Search the material below for the string "Give" and extract each line that has it.

» Available records
·····

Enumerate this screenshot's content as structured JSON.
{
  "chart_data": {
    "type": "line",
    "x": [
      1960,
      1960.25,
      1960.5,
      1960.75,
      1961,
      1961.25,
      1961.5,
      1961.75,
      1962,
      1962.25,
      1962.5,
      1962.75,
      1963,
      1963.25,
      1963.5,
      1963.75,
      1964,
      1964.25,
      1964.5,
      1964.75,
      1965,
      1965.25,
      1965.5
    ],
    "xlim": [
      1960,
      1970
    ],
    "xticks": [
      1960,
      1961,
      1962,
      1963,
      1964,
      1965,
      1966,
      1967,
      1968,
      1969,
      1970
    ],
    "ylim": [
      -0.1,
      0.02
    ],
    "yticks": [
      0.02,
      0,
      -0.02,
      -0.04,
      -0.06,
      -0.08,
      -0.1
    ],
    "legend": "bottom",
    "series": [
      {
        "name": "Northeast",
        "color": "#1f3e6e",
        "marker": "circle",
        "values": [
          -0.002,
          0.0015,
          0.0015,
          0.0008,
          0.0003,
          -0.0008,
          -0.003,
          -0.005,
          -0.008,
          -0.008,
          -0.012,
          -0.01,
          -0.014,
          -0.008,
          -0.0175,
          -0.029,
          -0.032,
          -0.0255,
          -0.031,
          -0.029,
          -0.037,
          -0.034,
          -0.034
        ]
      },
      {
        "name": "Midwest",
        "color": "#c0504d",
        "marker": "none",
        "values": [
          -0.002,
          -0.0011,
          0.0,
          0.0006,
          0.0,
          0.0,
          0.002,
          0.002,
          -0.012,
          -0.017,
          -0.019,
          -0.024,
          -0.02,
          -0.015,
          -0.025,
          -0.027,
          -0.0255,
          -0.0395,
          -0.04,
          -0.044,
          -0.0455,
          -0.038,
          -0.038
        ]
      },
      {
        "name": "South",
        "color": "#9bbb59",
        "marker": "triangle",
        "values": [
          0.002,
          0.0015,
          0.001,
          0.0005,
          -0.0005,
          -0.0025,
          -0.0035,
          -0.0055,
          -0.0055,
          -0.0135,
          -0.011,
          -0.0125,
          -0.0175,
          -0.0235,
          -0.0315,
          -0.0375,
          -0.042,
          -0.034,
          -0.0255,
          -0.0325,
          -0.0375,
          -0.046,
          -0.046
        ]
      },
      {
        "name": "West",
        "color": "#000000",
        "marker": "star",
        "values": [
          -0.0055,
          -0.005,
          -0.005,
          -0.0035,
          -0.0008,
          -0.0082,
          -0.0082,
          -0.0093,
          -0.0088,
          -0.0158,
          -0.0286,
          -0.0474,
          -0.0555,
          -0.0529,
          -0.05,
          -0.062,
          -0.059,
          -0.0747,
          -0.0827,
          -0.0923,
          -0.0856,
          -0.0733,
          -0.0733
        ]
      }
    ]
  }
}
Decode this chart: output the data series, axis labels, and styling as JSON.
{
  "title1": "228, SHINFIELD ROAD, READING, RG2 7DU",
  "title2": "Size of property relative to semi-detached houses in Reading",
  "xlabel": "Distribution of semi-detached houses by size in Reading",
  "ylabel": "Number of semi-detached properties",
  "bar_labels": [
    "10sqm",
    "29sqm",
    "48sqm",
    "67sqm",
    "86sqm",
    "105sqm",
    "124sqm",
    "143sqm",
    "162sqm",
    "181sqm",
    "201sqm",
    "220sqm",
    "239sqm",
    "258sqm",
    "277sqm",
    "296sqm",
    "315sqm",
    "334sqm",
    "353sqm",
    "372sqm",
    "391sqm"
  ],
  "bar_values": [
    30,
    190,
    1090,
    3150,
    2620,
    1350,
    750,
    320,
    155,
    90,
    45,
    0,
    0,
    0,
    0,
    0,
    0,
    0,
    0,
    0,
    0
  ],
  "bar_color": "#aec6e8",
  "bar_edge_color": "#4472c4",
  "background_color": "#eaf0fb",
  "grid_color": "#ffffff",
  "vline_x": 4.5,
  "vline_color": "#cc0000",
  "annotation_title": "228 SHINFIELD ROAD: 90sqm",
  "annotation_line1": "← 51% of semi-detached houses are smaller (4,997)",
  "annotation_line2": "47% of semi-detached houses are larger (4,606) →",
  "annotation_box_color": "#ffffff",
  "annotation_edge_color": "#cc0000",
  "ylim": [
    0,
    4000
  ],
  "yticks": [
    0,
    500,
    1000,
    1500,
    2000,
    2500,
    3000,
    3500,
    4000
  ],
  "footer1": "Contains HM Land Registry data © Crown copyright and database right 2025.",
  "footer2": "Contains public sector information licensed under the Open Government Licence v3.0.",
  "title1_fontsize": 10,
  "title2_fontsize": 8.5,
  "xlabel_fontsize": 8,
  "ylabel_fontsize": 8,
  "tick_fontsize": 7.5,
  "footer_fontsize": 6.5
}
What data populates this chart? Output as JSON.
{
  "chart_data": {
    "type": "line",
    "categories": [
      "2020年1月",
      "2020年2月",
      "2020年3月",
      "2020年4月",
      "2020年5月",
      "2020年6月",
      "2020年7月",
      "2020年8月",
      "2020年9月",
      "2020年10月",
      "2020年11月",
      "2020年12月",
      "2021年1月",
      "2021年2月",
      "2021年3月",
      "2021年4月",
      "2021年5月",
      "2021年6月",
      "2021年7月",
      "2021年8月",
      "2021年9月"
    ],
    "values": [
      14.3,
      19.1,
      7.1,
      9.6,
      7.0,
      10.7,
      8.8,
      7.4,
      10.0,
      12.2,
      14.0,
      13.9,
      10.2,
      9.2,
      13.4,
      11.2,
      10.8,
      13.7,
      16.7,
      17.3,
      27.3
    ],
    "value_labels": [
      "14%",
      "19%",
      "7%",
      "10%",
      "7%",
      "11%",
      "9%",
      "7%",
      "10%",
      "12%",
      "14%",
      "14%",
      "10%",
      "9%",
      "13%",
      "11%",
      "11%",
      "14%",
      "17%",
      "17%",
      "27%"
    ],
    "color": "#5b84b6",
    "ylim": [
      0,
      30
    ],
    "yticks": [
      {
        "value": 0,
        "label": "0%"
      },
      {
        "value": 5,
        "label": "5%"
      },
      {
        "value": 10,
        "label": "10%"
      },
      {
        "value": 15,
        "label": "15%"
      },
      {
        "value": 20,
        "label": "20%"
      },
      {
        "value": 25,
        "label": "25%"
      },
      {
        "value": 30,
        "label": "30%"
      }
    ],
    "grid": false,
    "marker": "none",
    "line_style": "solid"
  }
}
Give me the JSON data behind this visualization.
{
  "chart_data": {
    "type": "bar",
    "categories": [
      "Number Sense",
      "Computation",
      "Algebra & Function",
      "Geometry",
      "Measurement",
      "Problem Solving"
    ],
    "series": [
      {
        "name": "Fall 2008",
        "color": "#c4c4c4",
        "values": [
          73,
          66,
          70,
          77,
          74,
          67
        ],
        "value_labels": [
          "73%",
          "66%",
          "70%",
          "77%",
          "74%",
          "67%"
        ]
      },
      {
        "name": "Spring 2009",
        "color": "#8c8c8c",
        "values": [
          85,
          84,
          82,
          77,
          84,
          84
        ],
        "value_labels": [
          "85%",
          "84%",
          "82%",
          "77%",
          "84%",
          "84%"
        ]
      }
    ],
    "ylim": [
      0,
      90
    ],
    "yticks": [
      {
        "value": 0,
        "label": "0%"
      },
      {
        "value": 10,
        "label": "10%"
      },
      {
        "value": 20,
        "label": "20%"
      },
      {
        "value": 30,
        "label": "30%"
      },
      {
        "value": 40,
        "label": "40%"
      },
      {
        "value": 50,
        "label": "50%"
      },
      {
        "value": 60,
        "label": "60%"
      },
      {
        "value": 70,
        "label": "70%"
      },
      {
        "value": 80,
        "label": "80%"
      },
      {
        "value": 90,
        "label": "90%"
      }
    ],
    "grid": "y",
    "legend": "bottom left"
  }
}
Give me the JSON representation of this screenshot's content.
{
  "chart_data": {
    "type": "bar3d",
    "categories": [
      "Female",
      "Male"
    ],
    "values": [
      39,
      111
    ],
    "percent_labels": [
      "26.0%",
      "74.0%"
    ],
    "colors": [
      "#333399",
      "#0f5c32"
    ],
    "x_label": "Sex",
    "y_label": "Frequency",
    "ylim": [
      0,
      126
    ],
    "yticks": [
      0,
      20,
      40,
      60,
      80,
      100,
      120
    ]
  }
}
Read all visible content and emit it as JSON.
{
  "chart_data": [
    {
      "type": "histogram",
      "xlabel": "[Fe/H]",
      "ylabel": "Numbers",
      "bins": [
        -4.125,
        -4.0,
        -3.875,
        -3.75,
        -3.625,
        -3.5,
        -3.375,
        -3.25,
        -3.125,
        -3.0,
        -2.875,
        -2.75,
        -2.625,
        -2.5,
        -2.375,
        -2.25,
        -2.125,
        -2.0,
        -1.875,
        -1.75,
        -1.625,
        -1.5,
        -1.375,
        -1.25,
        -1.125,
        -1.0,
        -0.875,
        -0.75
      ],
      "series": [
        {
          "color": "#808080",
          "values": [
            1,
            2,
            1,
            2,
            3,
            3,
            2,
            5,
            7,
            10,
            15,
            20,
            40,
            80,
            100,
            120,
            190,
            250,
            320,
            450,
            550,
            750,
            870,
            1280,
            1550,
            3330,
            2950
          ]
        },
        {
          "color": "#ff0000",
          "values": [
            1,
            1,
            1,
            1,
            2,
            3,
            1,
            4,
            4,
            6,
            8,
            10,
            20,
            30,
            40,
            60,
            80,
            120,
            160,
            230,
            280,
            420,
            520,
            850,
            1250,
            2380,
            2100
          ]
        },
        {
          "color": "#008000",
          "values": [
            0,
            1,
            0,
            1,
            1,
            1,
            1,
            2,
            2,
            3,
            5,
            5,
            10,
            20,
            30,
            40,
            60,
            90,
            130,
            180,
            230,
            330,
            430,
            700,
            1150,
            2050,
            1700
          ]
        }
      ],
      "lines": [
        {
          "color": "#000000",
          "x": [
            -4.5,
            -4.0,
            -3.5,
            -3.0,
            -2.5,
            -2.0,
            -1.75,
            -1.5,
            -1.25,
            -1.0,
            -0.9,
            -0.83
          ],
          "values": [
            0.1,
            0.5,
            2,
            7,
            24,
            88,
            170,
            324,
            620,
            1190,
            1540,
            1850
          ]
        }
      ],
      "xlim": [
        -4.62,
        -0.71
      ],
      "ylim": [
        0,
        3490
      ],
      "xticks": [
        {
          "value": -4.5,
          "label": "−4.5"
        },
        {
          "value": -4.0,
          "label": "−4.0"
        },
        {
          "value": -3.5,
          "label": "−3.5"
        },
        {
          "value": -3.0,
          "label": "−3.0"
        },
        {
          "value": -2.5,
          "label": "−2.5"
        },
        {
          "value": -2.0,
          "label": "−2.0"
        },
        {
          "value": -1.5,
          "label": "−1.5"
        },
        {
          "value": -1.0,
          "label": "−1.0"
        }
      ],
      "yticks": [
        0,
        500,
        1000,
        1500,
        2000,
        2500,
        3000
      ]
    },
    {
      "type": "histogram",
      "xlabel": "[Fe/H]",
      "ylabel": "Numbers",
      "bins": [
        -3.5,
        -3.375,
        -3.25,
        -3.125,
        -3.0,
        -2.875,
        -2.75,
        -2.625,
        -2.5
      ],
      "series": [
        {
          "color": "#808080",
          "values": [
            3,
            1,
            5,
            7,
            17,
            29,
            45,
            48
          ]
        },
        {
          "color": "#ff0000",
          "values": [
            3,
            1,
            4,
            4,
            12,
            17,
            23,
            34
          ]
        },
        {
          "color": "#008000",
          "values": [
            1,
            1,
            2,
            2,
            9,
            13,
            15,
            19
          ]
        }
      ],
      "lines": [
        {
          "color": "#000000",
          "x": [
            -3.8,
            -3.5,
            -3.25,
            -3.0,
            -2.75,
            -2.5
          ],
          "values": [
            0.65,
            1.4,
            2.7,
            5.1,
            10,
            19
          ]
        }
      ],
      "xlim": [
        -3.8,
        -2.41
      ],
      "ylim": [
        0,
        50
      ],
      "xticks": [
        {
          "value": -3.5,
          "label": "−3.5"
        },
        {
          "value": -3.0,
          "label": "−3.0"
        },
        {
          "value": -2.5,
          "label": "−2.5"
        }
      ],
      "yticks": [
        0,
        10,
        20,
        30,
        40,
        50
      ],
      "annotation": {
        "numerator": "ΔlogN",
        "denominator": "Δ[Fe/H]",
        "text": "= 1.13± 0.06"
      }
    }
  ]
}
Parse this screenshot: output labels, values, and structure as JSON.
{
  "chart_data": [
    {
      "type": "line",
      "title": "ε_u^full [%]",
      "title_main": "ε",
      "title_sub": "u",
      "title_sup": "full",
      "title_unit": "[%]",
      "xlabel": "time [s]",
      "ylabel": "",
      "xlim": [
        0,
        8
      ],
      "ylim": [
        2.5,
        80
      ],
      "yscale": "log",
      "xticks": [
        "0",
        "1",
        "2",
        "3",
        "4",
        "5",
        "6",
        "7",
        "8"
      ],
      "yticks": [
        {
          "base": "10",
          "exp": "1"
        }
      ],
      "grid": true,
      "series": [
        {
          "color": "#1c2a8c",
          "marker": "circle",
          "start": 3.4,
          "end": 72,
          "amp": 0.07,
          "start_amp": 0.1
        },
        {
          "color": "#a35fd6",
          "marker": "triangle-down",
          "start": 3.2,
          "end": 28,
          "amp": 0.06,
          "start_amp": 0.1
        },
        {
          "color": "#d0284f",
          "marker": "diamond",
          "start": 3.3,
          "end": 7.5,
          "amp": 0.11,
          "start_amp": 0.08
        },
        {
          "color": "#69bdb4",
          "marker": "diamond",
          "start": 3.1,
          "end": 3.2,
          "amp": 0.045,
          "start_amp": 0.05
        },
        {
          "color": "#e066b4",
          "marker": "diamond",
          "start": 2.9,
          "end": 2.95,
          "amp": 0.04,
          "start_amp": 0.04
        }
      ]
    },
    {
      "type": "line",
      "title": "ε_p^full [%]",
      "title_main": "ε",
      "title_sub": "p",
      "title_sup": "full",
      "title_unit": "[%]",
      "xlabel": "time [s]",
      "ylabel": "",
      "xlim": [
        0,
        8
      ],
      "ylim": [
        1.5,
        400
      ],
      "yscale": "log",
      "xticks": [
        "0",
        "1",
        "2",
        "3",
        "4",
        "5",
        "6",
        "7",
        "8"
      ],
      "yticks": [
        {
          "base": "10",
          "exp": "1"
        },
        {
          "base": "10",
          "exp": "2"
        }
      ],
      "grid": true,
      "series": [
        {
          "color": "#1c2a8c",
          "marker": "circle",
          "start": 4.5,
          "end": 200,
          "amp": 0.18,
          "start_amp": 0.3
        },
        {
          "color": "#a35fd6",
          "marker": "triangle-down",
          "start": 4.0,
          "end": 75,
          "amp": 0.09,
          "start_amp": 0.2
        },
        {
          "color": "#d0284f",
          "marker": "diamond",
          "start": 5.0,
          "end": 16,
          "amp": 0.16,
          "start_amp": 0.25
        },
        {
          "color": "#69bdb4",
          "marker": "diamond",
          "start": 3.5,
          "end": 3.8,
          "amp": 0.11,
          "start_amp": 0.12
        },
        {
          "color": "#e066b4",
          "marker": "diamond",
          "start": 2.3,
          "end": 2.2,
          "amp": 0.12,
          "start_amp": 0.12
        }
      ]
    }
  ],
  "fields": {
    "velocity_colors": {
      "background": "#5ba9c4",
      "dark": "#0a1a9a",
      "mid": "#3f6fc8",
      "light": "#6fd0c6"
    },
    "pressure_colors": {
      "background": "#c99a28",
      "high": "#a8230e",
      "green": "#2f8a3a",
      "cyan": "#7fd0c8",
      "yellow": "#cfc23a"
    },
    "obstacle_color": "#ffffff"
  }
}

·····

» Written answer
Give me the JSON data behind this visualization.
Give me the JSON representation of this screenshot's content.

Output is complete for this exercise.